— begin Record excerpts —

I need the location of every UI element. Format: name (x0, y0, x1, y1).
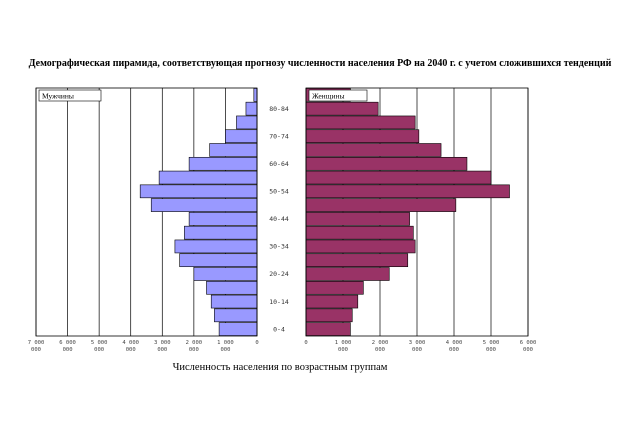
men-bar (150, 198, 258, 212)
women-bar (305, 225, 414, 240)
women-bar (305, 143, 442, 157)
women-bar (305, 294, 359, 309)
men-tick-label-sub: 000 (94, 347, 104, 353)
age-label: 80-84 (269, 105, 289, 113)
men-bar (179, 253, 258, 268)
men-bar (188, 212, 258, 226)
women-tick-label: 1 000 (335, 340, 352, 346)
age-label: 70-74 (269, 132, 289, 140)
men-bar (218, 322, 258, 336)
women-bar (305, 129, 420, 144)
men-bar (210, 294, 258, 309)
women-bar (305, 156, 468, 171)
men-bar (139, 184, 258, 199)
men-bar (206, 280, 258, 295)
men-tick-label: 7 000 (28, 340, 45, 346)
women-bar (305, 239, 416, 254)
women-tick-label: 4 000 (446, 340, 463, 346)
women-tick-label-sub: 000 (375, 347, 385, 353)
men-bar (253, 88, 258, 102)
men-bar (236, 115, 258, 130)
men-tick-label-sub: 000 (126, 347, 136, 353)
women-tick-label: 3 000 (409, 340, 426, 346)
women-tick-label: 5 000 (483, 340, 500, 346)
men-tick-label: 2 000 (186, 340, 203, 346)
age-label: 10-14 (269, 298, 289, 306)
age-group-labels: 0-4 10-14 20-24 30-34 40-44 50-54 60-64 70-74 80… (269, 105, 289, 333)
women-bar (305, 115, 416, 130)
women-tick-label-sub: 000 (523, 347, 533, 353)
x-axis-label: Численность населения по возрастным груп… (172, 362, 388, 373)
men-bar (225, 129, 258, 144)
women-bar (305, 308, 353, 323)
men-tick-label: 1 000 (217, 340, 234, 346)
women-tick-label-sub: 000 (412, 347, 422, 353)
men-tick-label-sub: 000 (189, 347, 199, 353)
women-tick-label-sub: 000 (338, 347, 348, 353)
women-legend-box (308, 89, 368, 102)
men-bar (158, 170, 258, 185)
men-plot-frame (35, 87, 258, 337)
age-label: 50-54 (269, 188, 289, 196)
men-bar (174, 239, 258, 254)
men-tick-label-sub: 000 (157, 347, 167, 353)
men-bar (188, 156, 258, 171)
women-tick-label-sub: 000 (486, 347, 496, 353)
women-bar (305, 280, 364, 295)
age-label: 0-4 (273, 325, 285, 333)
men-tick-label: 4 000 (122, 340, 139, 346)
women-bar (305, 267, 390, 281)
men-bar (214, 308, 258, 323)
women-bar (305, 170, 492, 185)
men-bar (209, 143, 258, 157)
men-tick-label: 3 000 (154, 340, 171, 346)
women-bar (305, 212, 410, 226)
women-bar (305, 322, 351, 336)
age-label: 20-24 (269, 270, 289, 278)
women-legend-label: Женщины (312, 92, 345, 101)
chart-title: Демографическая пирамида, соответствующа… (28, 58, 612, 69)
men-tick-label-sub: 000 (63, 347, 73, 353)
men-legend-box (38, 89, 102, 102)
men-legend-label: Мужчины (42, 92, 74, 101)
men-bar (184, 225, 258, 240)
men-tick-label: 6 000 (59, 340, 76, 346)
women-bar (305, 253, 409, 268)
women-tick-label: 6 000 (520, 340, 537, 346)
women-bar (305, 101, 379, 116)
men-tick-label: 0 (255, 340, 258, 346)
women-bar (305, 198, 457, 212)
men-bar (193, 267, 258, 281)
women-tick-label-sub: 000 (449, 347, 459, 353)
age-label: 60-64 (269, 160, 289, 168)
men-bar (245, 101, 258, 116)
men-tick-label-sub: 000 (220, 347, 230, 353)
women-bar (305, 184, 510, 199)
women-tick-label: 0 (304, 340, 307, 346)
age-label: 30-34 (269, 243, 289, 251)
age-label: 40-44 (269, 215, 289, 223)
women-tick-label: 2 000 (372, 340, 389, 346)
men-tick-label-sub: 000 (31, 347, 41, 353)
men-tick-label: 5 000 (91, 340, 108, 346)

— end Record excerpts —

▸ **Your goal**: Copy the items above word for word, from the line containing "men-bar (150, 198, 258, 212)" through the line containing "men-tick-label: 4 000 (122, 340, 139, 346)", both included.

▸ **Result for this task**:
men-bar (150, 198, 258, 212)
women-bar (305, 225, 414, 240)
women-bar (305, 143, 442, 157)
women-bar (305, 294, 359, 309)
men-tick-label-sub: 000 (94, 347, 104, 353)
age-label: 80-84 (269, 105, 289, 113)
men-bar (179, 253, 258, 268)
men-bar (188, 212, 258, 226)
women-tick-label: 1 000 (335, 340, 352, 346)
age-label: 70-74 (269, 132, 289, 140)
men-bar (218, 322, 258, 336)
women-bar (305, 129, 420, 144)
men-bar (210, 294, 258, 309)
women-bar (305, 156, 468, 171)
men-bar (139, 184, 258, 199)
men-bar (206, 280, 258, 295)
men-tick-label: 7 000 (28, 340, 45, 346)
women-bar (305, 239, 416, 254)
women-tick-label: 4 000 (446, 340, 463, 346)
women-tick-label-sub: 000 (375, 347, 385, 353)
men-bar (253, 88, 258, 102)
men-bar (236, 115, 258, 130)
men-tick-label-sub: 000 (126, 347, 136, 353)
women-tick-label: 3 000 (409, 340, 426, 346)
women-tick-label: 5 000 (483, 340, 500, 346)
men-tick-label: 2 000 (186, 340, 203, 346)
age-label: 10-14 (269, 298, 289, 306)
age-group-labels: 0-4 10-14 20-24 30-34 40-44 50-54 60-64 70-74 80… (269, 105, 289, 333)
women-bar (305, 115, 416, 130)
women-tick-label-sub: 000 (523, 347, 533, 353)
x-axis-label: Численность населения по возрастным груп… (172, 362, 388, 373)
men-bar (225, 129, 258, 144)
women-bar (305, 308, 353, 323)
men-tick-label: 1 000 (217, 340, 234, 346)
women-tick-label-sub: 000 (412, 347, 422, 353)
men-tick-label-sub: 000 (189, 347, 199, 353)
women-tick-label-sub: 000 (338, 347, 348, 353)
women-legend-box (308, 89, 368, 102)
men-bar (158, 170, 258, 185)
men-plot-frame (35, 87, 258, 337)
age-label: 50-54 (269, 188, 289, 196)
men-bar (174, 239, 258, 254)
men-tick-label-sub: 000 (157, 347, 167, 353)
men-bar (188, 156, 258, 171)
women-tick-label-sub: 000 (486, 347, 496, 353)
women-bar (305, 280, 364, 295)
age-label: 0-4 (273, 325, 285, 333)
men-tick-label: 4 000 (122, 340, 139, 346)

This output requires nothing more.